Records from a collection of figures

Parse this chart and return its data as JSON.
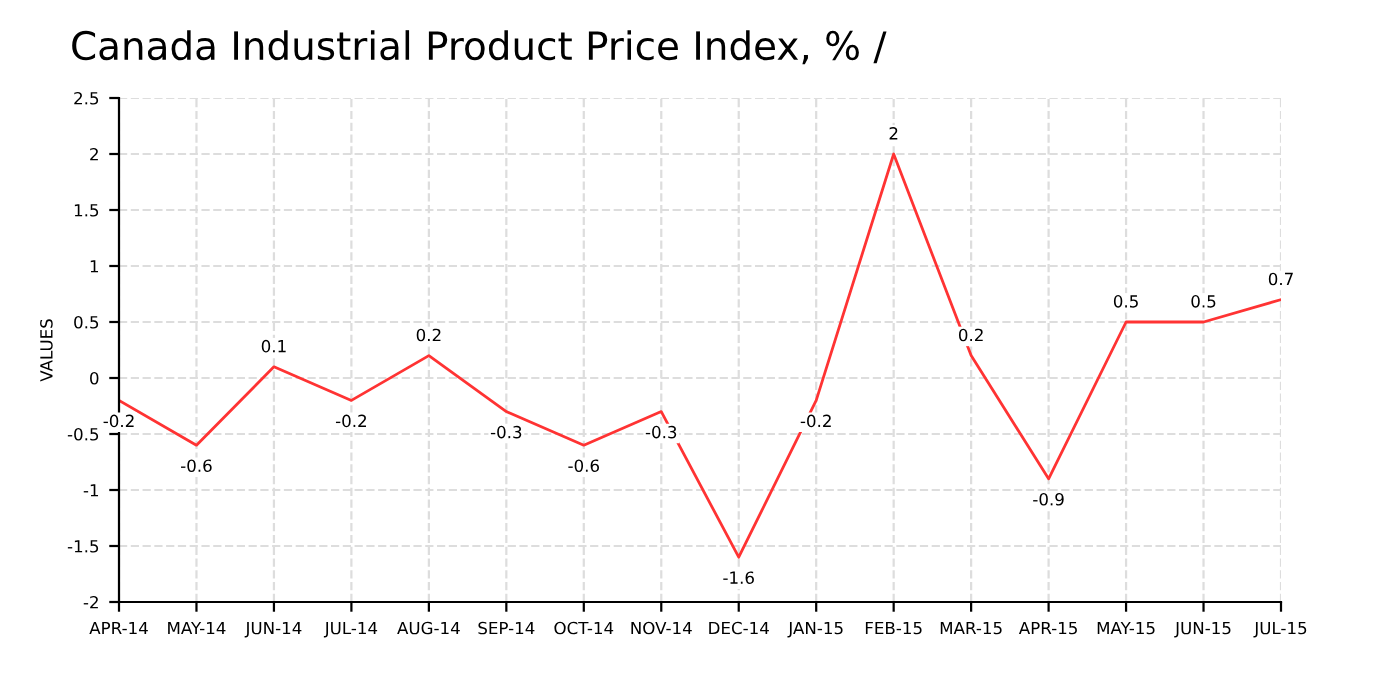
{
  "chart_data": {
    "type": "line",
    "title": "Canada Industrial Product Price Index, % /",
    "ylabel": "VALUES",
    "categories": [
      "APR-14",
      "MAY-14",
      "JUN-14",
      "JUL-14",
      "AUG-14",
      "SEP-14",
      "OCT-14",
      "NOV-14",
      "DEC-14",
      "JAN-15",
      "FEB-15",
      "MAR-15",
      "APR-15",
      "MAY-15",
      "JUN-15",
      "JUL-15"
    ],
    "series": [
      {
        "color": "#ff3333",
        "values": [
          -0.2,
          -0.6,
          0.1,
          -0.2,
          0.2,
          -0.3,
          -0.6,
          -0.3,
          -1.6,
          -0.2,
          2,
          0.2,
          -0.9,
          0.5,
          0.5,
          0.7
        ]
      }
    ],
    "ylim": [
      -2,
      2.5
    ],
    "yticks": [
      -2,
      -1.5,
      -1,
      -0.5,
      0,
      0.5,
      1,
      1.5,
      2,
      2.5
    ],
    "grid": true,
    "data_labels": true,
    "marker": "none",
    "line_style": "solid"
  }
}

**Challenge**
Retype every entry verbatim and exclude the pictures from the copy.

**Output for this exercise**
Parse this chart and return its data as JSON.
{
  "chart_data": {
    "type": "line",
    "title": "Canada Industrial Product Price Index, % /",
    "ylabel": "VALUES",
    "categories": [
      "APR-14",
      "MAY-14",
      "JUN-14",
      "JUL-14",
      "AUG-14",
      "SEP-14",
      "OCT-14",
      "NOV-14",
      "DEC-14",
      "JAN-15",
      "FEB-15",
      "MAR-15",
      "APR-15",
      "MAY-15",
      "JUN-15",
      "JUL-15"
    ],
    "series": [
      {
        "color": "#ff3333",
        "values": [
          -0.2,
          -0.6,
          0.1,
          -0.2,
          0.2,
          -0.3,
          -0.6,
          -0.3,
          -1.6,
          -0.2,
          2,
          0.2,
          -0.9,
          0.5,
          0.5,
          0.7
        ]
      }
    ],
    "ylim": [
      -2,
      2.5
    ],
    "yticks": [
      -2,
      -1.5,
      -1,
      -0.5,
      0,
      0.5,
      1,
      1.5,
      2,
      2.5
    ],
    "grid": true,
    "data_labels": true,
    "marker": "none",
    "line_style": "solid"
  }
}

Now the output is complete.